**Dataset content**
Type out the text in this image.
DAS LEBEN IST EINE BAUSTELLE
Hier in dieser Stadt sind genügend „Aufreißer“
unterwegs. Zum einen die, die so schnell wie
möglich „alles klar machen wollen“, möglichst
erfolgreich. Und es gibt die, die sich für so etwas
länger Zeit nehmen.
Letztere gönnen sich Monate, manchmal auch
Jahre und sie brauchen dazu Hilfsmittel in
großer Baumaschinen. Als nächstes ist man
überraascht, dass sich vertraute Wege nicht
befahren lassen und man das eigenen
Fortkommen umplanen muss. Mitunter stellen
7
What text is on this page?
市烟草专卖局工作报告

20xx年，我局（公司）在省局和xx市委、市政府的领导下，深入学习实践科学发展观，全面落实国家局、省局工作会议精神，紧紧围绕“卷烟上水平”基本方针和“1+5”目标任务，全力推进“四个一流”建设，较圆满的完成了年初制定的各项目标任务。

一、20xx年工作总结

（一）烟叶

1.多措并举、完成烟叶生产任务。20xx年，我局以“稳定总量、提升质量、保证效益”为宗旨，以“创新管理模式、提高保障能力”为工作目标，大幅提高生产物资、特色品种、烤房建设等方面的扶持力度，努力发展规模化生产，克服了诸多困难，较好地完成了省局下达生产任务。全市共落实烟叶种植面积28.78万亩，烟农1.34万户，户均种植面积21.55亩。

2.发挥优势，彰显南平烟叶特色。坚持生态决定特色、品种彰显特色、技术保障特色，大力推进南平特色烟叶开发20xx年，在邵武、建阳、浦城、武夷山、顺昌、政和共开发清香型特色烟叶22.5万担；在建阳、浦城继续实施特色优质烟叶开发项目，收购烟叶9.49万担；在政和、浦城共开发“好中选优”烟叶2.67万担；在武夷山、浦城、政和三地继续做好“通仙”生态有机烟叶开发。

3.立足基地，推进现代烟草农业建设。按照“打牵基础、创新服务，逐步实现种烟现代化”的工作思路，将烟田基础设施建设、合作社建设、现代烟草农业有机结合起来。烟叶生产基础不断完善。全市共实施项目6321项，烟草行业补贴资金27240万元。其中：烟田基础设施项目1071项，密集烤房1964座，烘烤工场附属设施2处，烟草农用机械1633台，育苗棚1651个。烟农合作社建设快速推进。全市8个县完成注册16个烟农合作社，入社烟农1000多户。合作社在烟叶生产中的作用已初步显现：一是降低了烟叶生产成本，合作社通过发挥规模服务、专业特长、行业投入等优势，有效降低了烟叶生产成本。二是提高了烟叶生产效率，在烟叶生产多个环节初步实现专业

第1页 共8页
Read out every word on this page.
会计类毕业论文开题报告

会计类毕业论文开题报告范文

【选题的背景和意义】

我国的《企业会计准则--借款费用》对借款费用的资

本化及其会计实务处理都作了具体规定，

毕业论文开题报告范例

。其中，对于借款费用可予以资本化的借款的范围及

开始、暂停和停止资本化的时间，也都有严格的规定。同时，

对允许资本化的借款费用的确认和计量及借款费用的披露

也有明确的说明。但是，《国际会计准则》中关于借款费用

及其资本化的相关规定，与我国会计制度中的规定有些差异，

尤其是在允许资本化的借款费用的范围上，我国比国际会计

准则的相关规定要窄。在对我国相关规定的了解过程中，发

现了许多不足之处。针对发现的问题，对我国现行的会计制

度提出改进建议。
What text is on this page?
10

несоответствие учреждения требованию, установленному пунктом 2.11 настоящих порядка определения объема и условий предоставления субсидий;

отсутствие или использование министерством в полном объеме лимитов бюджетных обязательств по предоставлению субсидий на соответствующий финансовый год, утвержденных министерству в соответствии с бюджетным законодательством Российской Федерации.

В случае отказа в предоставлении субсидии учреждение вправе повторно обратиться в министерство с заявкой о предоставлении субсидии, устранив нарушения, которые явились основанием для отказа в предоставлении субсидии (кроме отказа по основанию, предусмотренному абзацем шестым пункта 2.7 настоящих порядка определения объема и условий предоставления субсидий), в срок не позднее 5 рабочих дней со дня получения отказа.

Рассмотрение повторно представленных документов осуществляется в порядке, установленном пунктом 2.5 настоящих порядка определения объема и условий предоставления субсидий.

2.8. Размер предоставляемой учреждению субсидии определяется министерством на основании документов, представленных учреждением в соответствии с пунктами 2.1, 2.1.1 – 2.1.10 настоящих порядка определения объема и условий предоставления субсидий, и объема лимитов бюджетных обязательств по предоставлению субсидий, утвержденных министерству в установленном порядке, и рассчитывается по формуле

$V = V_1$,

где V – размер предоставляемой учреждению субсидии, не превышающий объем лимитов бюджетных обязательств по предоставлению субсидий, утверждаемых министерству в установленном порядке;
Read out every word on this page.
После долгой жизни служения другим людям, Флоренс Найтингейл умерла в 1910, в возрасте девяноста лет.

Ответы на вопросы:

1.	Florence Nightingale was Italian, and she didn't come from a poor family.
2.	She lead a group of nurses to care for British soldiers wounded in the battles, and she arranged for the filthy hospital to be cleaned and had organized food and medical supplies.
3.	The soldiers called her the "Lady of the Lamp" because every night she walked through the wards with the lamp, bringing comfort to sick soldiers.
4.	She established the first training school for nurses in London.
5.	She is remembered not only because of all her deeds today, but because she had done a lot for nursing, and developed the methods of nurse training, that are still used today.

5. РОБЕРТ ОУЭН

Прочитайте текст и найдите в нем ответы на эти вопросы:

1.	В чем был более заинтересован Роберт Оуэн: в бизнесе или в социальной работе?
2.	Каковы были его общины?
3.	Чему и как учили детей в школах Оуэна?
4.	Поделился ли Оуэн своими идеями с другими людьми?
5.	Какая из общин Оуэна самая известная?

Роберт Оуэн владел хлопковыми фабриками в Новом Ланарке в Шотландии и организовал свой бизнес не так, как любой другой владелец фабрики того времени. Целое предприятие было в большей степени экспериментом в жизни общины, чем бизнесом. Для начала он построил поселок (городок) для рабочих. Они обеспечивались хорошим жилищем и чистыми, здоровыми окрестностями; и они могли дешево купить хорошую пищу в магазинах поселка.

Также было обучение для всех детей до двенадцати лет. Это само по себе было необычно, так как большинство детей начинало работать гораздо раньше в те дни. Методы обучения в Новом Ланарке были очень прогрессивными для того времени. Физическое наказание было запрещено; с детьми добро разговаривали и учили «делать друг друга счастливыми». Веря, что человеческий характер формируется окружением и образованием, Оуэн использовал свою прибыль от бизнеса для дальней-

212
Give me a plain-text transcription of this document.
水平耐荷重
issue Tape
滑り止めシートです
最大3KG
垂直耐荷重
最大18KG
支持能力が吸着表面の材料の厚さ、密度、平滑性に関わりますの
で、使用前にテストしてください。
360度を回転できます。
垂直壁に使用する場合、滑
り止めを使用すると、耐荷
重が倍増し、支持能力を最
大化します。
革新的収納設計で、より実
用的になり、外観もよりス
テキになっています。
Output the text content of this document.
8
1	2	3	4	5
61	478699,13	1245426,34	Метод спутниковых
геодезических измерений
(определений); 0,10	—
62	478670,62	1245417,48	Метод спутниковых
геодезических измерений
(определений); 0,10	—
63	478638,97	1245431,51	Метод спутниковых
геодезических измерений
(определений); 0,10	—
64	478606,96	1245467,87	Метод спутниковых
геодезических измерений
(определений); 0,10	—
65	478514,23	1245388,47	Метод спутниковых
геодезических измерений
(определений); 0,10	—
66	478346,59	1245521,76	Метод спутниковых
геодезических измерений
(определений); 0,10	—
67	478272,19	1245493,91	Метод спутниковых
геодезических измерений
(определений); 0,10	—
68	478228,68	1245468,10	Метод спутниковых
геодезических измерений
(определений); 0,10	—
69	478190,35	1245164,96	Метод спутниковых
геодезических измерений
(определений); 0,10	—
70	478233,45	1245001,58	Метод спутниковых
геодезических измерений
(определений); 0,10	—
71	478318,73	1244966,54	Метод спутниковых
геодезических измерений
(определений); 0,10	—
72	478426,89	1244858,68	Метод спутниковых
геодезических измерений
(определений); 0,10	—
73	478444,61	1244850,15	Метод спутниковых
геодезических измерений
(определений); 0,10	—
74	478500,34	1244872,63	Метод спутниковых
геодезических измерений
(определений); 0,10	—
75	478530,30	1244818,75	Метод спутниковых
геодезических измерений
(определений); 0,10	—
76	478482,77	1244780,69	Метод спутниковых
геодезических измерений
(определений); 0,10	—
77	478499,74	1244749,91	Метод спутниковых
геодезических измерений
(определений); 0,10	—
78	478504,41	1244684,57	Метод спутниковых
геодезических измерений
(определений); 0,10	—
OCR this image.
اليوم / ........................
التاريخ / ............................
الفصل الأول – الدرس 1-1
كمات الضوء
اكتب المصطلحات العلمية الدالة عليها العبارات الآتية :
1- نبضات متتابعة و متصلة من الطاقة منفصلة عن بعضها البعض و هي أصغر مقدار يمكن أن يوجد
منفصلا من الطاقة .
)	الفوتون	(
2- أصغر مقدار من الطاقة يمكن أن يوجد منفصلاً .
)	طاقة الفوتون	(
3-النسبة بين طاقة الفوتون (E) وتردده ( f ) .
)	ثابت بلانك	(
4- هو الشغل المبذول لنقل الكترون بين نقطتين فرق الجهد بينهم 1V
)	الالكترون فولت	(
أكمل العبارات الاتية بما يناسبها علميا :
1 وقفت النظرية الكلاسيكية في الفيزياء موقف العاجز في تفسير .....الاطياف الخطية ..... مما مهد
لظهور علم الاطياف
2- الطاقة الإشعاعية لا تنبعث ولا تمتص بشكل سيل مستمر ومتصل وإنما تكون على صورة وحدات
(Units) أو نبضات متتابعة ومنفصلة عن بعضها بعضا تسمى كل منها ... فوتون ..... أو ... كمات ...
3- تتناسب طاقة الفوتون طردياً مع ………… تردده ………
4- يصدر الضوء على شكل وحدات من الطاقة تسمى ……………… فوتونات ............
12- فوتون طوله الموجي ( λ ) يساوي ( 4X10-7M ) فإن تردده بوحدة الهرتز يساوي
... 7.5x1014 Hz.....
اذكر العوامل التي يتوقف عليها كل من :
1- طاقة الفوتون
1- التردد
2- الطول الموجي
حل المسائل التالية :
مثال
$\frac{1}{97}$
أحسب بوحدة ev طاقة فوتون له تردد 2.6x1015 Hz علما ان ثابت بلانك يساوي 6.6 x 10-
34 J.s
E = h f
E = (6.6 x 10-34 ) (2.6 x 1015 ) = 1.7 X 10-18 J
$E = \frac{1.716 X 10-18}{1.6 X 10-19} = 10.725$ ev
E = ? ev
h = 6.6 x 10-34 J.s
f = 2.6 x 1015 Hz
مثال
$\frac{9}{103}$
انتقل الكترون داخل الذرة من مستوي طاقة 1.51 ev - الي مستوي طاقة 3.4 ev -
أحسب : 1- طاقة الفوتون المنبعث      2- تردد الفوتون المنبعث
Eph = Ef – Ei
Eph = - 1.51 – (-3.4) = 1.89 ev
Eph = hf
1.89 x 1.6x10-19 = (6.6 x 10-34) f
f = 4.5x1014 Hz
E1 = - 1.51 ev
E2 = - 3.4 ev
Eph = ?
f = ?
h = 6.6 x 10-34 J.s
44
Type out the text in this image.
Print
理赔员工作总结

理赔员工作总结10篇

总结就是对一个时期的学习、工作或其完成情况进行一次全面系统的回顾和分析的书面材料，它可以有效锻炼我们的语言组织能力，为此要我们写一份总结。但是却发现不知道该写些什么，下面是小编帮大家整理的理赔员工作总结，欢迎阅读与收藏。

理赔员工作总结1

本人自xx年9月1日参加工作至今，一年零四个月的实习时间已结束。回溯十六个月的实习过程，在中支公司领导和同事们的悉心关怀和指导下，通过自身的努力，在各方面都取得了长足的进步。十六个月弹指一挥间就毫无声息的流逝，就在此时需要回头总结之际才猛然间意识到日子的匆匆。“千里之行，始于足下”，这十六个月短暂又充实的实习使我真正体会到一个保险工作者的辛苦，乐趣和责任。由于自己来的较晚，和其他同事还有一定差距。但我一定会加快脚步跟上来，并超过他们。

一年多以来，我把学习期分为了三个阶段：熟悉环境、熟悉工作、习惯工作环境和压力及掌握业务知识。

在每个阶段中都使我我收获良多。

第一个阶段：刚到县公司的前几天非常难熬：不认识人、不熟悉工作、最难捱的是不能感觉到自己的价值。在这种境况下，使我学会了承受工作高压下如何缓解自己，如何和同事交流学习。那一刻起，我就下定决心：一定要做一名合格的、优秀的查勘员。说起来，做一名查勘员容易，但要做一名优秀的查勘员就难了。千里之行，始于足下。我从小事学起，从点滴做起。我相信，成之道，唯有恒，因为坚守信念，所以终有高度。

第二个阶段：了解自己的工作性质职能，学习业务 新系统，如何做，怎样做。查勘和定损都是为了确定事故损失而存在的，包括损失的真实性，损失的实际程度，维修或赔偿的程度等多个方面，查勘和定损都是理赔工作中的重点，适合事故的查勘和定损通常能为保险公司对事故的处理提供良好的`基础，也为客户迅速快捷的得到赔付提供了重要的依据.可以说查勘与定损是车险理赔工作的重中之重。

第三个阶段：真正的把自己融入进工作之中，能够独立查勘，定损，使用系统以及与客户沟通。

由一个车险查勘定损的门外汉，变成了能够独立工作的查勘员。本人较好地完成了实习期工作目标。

**Task to carry out**
Show the lines of the data that hold the word "بعضها".

**The result**
1- نبضات متتابعة و متصلة من الطاقة منفصلة عن بعضها البعض و هي أصغر مقدار يمكن أن يوجد
(Units) أو نبضات متتابعة ومنفصلة عن بعضها بعضا تسمى كل منها ... فوتون ..... أو ... كمات ...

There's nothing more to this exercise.